→ Record list:
■ ■ ■

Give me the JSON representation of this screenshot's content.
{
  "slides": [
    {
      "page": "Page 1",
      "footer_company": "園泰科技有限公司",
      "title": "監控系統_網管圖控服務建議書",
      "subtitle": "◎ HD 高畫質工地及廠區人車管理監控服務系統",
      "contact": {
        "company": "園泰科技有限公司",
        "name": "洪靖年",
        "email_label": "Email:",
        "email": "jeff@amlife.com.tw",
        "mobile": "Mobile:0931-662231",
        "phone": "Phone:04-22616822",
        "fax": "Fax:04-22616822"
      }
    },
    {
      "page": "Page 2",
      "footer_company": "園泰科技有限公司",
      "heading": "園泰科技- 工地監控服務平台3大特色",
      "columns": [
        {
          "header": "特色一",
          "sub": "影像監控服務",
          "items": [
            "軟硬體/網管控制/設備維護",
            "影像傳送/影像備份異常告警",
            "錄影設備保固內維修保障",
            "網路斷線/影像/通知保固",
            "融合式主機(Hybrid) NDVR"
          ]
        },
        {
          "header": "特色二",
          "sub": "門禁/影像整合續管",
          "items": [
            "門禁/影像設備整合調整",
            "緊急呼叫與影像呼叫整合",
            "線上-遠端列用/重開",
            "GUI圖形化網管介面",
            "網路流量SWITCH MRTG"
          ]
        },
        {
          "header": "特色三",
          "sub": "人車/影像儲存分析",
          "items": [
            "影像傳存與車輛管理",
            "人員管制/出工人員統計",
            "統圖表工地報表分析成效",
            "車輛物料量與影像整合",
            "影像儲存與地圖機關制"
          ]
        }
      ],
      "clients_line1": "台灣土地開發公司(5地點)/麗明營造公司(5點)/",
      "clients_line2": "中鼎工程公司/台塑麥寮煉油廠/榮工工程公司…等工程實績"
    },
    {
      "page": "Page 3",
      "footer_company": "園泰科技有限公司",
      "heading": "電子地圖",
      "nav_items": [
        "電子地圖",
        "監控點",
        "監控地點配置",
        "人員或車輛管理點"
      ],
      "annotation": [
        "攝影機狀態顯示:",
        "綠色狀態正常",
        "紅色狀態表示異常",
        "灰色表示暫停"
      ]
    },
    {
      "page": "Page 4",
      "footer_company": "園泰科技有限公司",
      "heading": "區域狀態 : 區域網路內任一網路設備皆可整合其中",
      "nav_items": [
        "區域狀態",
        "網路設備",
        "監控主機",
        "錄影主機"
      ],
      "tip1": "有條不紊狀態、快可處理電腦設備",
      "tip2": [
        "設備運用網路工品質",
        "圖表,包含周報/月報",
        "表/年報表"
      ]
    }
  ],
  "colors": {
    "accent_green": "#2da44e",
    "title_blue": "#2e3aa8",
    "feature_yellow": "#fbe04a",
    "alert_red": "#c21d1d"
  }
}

■ ■ ■

→ Goal: Reproduce each entry exactly, leaving out nothing.

→ Answer for this exercise:
Give me the JSON representation of this screenshot's content.
{
  "slides": [
    {
      "page": "Page 1",
      "footer_company": "園泰科技有限公司",
      "title": "監控系統_網管圖控服務建議書",
      "subtitle": "◎ HD 高畫質工地及廠區人車管理監控服務系統",
      "contact": {
        "company": "園泰科技有限公司",
        "name": "洪靖年",
        "email_label": "Email:",
        "email": "jeff@amlife.com.tw",
        "mobile": "Mobile:0931-662231",
        "phone": "Phone:04-22616822",
        "fax": "Fax:04-22616822"
      }
    },
    {
      "page": "Page 2",
      "footer_company": "園泰科技有限公司",
      "heading": "園泰科技- 工地監控服務平台3大特色",
      "columns": [
        {
          "header": "特色一",
          "sub": "影像監控服務",
          "items": [
            "軟硬體/網管控制/設備維護",
            "影像傳送/影像備份異常告警",
            "錄影設備保固內維修保障",
            "網路斷線/影像/通知保固",
            "融合式主機(Hybrid) NDVR"
          ]
        },
        {
          "header": "特色二",
          "sub": "門禁/影像整合續管",
          "items": [
            "門禁/影像設備整合調整",
            "緊急呼叫與影像呼叫整合",
            "線上-遠端列用/重開",
            "GUI圖形化網管介面",
            "網路流量SWITCH MRTG"
          ]
        },
        {
          "header": "特色三",
          "sub": "人車/影像儲存分析",
          "items": [
            "影像傳存與車輛管理",
            "人員管制/出工人員統計",
            "統圖表工地報表分析成效",
            "車輛物料量與影像整合",
            "影像儲存與地圖機關制"
          ]
        }
      ],
      "clients_line1": "台灣土地開發公司(5地點)/麗明營造公司(5點)/",
      "clients_line2": "中鼎工程公司/台塑麥寮煉油廠/榮工工程公司…等工程實績"
    },
    {
      "page": "Page 3",
      "footer_company": "園泰科技有限公司",
      "heading": "電子地圖",
      "nav_items": [
        "電子地圖",
        "監控點",
        "監控地點配置",
        "人員或車輛管理點"
      ],
      "annotation": [
        "攝影機狀態顯示:",
        "綠色狀態正常",
        "紅色狀態表示異常",
        "灰色表示暫停"
      ]
    },
    {
      "page": "Page 4",
      "footer_company": "園泰科技有限公司",
      "heading": "區域狀態 : 區域網路內任一網路設備皆可整合其中",
      "nav_items": [
        "區域狀態",
        "網路設備",
        "監控主機",
        "錄影主機"
      ],
      "tip1": "有條不紊狀態、快可處理電腦設備",
      "tip2": [
        "設備運用網路工品質",
        "圖表,包含周報/月報",
        "表/年報表"
      ]
    }
  ],
  "colors": {
    "accent_green": "#2da44e",
    "title_blue": "#2e3aa8",
    "feature_yellow": "#fbe04a",
    "alert_red": "#c21d1d"
  }
}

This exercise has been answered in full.